> [Exercise prompt]: Extract every line of the records below and reproduce each one character for character.

Stored data entries:

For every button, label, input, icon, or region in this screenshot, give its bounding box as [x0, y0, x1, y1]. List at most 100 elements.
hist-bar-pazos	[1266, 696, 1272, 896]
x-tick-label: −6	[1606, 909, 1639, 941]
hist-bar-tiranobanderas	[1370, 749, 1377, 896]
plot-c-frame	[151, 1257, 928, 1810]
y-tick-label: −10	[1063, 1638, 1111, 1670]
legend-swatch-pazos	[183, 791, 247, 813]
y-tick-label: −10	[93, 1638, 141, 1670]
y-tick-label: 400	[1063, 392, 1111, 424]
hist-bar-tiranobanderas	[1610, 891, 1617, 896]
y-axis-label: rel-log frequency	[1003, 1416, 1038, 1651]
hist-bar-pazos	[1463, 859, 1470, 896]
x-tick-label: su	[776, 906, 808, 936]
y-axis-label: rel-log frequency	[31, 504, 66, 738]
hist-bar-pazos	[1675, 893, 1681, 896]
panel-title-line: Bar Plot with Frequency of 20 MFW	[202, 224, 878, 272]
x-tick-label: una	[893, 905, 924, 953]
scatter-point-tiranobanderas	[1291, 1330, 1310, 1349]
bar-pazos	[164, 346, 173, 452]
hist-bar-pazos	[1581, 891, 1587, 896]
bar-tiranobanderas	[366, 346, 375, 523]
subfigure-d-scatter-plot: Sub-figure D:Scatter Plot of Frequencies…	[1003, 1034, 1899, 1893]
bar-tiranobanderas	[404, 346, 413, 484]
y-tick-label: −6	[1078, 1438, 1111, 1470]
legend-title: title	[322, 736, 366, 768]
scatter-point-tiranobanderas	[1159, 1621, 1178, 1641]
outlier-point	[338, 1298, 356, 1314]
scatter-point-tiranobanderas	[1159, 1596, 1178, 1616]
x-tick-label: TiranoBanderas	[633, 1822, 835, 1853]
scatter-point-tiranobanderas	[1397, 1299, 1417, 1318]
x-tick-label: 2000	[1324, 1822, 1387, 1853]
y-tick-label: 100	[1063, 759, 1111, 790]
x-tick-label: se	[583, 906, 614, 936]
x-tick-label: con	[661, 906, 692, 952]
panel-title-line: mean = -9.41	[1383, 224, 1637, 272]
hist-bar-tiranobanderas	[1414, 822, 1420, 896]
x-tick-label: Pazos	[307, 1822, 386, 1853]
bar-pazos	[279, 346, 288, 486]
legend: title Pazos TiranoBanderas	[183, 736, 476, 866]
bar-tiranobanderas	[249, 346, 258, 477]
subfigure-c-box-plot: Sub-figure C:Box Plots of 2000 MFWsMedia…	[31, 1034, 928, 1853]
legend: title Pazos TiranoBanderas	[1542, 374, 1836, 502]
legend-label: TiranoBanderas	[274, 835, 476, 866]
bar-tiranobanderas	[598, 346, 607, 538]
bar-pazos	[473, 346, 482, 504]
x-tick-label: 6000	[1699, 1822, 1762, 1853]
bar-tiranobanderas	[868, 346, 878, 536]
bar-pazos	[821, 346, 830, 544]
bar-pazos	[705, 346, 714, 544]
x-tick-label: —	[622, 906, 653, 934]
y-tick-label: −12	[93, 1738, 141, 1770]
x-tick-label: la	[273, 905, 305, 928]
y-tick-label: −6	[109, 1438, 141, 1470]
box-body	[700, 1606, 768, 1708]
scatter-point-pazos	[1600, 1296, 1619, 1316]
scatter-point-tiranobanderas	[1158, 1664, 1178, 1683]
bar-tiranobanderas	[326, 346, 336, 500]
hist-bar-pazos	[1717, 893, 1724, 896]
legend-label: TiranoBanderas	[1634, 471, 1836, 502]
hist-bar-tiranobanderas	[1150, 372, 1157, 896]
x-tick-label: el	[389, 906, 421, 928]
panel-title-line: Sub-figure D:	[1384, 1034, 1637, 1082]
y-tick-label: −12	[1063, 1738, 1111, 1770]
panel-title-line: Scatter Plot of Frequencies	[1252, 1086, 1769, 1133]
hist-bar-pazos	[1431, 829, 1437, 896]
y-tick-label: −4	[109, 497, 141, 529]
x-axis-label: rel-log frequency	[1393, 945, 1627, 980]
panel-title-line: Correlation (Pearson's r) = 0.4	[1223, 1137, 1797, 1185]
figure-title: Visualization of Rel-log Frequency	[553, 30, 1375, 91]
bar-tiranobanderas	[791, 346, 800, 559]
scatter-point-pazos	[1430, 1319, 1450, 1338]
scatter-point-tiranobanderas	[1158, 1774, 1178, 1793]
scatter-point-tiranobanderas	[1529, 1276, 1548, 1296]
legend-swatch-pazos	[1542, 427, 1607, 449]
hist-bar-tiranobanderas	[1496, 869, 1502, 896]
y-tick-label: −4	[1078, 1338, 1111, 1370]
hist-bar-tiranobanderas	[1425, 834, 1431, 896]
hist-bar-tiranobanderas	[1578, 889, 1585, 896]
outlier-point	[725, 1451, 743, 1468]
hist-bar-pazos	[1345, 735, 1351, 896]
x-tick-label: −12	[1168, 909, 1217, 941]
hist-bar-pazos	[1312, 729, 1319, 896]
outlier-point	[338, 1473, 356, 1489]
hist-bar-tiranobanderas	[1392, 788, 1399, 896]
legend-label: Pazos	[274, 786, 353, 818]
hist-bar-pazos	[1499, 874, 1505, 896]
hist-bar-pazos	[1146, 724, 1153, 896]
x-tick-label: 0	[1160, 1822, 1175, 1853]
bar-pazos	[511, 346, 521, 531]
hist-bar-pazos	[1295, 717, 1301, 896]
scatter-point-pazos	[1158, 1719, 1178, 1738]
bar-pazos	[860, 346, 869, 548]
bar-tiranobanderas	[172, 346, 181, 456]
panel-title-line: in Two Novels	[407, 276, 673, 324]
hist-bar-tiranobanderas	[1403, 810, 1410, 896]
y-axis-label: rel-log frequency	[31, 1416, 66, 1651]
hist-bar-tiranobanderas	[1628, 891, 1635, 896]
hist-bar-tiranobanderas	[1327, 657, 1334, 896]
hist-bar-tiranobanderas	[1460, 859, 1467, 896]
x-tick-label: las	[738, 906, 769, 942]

> [Full output]:
For every button, label, input, icon, or region in this screenshot, give its bounding box as [x0, y0, x1, y1]. List at most 100 elements.
hist-bar-pazos	[1266, 696, 1272, 896]
x-tick-label: −6	[1606, 909, 1639, 941]
hist-bar-tiranobanderas	[1370, 749, 1377, 896]
plot-c-frame	[151, 1257, 928, 1810]
y-tick-label: −10	[1063, 1638, 1111, 1670]
legend-swatch-pazos	[183, 791, 247, 813]
y-tick-label: −10	[93, 1638, 141, 1670]
y-tick-label: 400	[1063, 392, 1111, 424]
hist-bar-tiranobanderas	[1610, 891, 1617, 896]
y-axis-label: rel-log frequency	[1003, 1416, 1038, 1651]
hist-bar-pazos	[1463, 859, 1470, 896]
x-tick-label: su	[776, 906, 808, 936]
y-axis-label: rel-log frequency	[31, 504, 66, 738]
hist-bar-pazos	[1675, 893, 1681, 896]
panel-title-line: Bar Plot with Frequency of 20 MFW	[202, 224, 878, 272]
x-tick-label: una	[893, 905, 924, 953]
scatter-point-tiranobanderas	[1291, 1330, 1310, 1349]
bar-pazos	[164, 346, 173, 452]
hist-bar-pazos	[1581, 891, 1587, 896]
bar-tiranobanderas	[366, 346, 375, 523]
subfigure-d-scatter-plot: Sub-figure D:Scatter Plot of Frequencies…	[1003, 1034, 1899, 1893]
bar-tiranobanderas	[404, 346, 413, 484]
y-tick-label: −6	[1078, 1438, 1111, 1470]
legend-title: title	[322, 736, 366, 768]
scatter-point-tiranobanderas	[1159, 1621, 1178, 1641]
outlier-point	[338, 1298, 356, 1314]
scatter-point-tiranobanderas	[1159, 1596, 1178, 1616]
x-tick-label: TiranoBanderas	[633, 1822, 835, 1853]
scatter-point-tiranobanderas	[1397, 1299, 1417, 1318]
x-tick-label: 2000	[1324, 1822, 1387, 1853]
y-tick-label: 100	[1063, 759, 1111, 790]
x-tick-label: se	[583, 906, 614, 936]
x-tick-label: con	[661, 906, 692, 952]
panel-title-line: mean = -9.41	[1383, 224, 1637, 272]
hist-bar-tiranobanderas	[1414, 822, 1420, 896]
x-tick-label: Pazos	[307, 1822, 386, 1853]
bar-pazos	[279, 346, 288, 486]
legend: title Pazos TiranoBanderas	[183, 736, 476, 866]
bar-tiranobanderas	[249, 346, 258, 477]
subfigure-c-box-plot: Sub-figure C:Box Plots of 2000 MFWsMedia…	[31, 1034, 928, 1853]
legend: title Pazos TiranoBanderas	[1542, 374, 1836, 502]
legend-label: TiranoBanderas	[274, 835, 476, 866]
bar-tiranobanderas	[598, 346, 607, 538]
bar-pazos	[473, 346, 482, 504]
x-tick-label: 6000	[1699, 1822, 1762, 1853]
bar-tiranobanderas	[868, 346, 878, 536]
bar-pazos	[821, 346, 830, 544]
bar-pazos	[705, 346, 714, 544]
x-tick-label: —	[622, 906, 653, 934]
y-tick-label: −12	[93, 1738, 141, 1770]
x-tick-label: la	[273, 905, 305, 928]
y-tick-label: −6	[109, 1438, 141, 1470]
box-body	[700, 1606, 768, 1708]
scatter-point-pazos	[1600, 1296, 1619, 1316]
scatter-point-tiranobanderas	[1158, 1664, 1178, 1683]
bar-tiranobanderas	[326, 346, 336, 500]
hist-bar-pazos	[1717, 893, 1724, 896]
legend-label: TiranoBanderas	[1634, 471, 1836, 502]
hist-bar-tiranobanderas	[1150, 372, 1157, 896]
x-tick-label: el	[389, 906, 421, 928]
panel-title-line: Sub-figure D:	[1384, 1034, 1637, 1082]
y-tick-label: −12	[1063, 1738, 1111, 1770]
panel-title-line: Scatter Plot of Frequencies	[1252, 1086, 1769, 1133]
hist-bar-pazos	[1431, 829, 1437, 896]
y-tick-label: −4	[109, 497, 141, 529]
x-axis-label: rel-log frequency	[1393, 945, 1627, 980]
panel-title-line: Correlation (Pearson's r) = 0.4	[1223, 1137, 1797, 1185]
figure-title: Visualization of Rel-log Frequency	[553, 30, 1375, 91]
bar-tiranobanderas	[791, 346, 800, 559]
scatter-point-pazos	[1430, 1319, 1450, 1338]
scatter-point-tiranobanderas	[1158, 1774, 1178, 1793]
scatter-point-tiranobanderas	[1529, 1276, 1548, 1296]
legend-swatch-pazos	[1542, 427, 1607, 449]
hist-bar-tiranobanderas	[1496, 869, 1502, 896]
y-tick-label: −4	[1078, 1338, 1111, 1370]
hist-bar-tiranobanderas	[1425, 834, 1431, 896]
hist-bar-tiranobanderas	[1578, 889, 1585, 896]
outlier-point	[725, 1451, 743, 1468]
hist-bar-pazos	[1345, 735, 1351, 896]
x-tick-label: −12	[1168, 909, 1217, 941]
hist-bar-pazos	[1312, 729, 1319, 896]
outlier-point	[338, 1473, 356, 1489]
hist-bar-tiranobanderas	[1392, 788, 1399, 896]
legend-label: Pazos	[274, 786, 353, 818]
hist-bar-pazos	[1499, 874, 1505, 896]
hist-bar-pazos	[1146, 724, 1153, 896]
x-tick-label: 0	[1160, 1822, 1175, 1853]
bar-pazos	[511, 346, 521, 531]
hist-bar-pazos	[1295, 717, 1301, 896]
scatter-point-pazos	[1158, 1719, 1178, 1738]
bar-pazos	[860, 346, 869, 548]
bar-tiranobanderas	[172, 346, 181, 456]
panel-title-line: in Two Novels	[407, 276, 673, 324]
hist-bar-tiranobanderas	[1403, 810, 1410, 896]
y-axis-label: rel-log frequency	[31, 1416, 66, 1651]
hist-bar-tiranobanderas	[1628, 891, 1635, 896]
hist-bar-tiranobanderas	[1327, 657, 1334, 896]
hist-bar-tiranobanderas	[1460, 859, 1467, 896]
x-tick-label: las	[738, 906, 769, 942]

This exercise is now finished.